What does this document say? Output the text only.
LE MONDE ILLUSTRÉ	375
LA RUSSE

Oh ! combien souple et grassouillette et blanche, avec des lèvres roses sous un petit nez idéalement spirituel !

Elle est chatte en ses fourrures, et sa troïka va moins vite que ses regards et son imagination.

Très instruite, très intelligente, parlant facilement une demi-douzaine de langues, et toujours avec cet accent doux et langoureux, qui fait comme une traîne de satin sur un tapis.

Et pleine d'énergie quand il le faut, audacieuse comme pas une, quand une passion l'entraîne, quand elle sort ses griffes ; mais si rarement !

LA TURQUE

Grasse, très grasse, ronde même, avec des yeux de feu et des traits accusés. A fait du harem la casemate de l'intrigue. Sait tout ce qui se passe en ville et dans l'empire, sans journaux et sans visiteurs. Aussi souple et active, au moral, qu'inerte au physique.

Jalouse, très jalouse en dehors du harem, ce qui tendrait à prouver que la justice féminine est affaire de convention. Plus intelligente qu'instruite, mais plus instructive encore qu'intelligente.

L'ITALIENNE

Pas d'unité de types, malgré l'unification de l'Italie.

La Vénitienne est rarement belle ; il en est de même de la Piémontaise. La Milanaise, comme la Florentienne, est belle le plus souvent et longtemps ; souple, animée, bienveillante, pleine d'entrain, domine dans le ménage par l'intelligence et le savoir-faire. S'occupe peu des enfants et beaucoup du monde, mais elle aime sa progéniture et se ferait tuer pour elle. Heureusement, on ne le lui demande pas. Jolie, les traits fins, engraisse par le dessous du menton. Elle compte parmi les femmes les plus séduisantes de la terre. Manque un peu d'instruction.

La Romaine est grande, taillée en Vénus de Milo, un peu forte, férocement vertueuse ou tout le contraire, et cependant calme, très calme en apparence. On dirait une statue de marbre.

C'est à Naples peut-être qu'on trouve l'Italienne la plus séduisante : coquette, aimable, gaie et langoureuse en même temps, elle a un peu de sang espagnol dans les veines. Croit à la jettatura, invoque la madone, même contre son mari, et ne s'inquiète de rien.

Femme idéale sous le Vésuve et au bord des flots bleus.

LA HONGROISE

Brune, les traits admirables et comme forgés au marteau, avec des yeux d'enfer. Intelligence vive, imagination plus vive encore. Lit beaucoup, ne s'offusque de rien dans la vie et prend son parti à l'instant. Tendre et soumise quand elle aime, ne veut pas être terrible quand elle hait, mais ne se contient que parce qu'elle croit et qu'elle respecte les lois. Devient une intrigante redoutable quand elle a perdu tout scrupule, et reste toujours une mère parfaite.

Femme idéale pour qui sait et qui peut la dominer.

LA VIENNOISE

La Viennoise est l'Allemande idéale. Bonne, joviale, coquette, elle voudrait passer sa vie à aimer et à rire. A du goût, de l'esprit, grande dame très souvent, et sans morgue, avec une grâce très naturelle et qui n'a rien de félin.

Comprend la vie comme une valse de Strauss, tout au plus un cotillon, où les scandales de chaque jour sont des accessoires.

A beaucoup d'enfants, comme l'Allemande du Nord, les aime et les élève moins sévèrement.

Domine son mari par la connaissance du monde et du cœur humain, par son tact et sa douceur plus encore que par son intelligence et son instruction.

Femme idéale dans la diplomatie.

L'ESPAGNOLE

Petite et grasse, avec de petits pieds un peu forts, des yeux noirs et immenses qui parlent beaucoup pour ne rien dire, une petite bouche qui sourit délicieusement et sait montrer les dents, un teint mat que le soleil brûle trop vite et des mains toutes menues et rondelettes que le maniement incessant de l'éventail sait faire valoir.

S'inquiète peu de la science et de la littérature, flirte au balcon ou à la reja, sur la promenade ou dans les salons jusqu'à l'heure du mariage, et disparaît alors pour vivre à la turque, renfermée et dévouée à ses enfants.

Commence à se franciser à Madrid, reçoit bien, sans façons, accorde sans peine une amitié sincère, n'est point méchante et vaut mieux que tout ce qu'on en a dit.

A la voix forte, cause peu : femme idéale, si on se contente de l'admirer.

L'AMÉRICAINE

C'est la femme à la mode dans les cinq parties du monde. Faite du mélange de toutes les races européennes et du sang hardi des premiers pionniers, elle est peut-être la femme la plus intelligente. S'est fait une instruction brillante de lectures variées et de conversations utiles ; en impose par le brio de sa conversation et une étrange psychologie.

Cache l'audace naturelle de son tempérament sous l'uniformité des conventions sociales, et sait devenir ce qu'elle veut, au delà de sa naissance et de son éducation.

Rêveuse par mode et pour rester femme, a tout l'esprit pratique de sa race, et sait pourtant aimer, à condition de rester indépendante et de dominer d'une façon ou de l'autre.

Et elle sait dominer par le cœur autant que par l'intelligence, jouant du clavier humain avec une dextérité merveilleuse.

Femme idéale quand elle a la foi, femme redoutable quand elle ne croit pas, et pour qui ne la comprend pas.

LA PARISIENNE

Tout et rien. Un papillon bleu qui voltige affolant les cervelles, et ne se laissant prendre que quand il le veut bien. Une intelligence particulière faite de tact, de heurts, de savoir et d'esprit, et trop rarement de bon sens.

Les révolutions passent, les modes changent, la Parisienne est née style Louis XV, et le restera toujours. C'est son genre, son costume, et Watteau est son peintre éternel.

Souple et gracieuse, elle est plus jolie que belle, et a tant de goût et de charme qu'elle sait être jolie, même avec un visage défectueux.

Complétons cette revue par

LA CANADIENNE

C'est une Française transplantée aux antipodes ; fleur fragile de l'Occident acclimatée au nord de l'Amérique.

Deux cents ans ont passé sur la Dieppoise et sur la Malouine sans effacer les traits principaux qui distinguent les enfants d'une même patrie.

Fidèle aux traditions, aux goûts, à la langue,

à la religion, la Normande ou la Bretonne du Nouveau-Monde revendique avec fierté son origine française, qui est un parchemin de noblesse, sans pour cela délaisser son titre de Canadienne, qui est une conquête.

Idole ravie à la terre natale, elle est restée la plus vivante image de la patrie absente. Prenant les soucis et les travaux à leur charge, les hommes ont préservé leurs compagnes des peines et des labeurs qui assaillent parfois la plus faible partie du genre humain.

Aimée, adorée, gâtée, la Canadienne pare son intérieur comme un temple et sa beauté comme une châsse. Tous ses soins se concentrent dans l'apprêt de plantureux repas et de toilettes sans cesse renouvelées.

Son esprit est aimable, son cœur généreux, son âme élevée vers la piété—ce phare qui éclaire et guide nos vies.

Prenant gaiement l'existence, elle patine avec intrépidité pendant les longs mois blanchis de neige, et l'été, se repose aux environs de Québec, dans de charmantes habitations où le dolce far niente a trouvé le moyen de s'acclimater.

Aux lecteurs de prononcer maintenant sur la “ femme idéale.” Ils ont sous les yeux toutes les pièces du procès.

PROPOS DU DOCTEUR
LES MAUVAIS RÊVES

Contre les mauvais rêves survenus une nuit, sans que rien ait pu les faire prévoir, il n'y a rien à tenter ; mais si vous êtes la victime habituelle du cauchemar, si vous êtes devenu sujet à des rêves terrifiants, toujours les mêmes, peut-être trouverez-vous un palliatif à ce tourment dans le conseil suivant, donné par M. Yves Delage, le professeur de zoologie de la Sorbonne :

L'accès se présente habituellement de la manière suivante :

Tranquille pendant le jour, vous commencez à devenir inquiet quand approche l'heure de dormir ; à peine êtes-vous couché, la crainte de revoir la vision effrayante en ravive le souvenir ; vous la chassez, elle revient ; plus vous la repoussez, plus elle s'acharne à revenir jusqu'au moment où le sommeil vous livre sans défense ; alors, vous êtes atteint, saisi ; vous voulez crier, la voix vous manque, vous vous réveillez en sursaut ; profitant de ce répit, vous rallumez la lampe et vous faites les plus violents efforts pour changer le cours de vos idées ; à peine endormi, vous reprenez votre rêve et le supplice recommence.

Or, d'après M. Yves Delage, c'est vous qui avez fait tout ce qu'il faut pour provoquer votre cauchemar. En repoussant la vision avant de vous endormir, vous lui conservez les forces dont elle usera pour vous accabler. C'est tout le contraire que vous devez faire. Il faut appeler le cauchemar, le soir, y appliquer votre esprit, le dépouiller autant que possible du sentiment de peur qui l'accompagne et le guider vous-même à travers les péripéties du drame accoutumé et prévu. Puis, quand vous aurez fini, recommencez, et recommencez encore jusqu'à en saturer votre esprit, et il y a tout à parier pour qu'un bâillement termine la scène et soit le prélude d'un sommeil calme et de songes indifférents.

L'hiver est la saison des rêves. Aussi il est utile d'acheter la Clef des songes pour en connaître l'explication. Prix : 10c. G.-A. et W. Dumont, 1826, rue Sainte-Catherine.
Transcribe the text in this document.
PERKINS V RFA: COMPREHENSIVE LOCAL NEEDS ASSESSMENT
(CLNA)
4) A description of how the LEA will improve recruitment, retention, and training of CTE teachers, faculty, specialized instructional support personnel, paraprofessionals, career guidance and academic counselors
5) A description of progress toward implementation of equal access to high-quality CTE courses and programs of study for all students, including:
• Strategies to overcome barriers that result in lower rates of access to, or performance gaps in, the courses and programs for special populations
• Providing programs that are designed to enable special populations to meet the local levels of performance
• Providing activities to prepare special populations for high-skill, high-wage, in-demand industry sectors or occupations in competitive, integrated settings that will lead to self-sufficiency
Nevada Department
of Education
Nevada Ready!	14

Set exercise
Copy the lines from the entries above in which the word "performance" appears.

Task answer
• Strategies to overcome barriers that result in lower rates of access to, or performance gaps in, the courses and programs for special populations
• Providing programs that are designed to enable special populations to meet the local levels of performance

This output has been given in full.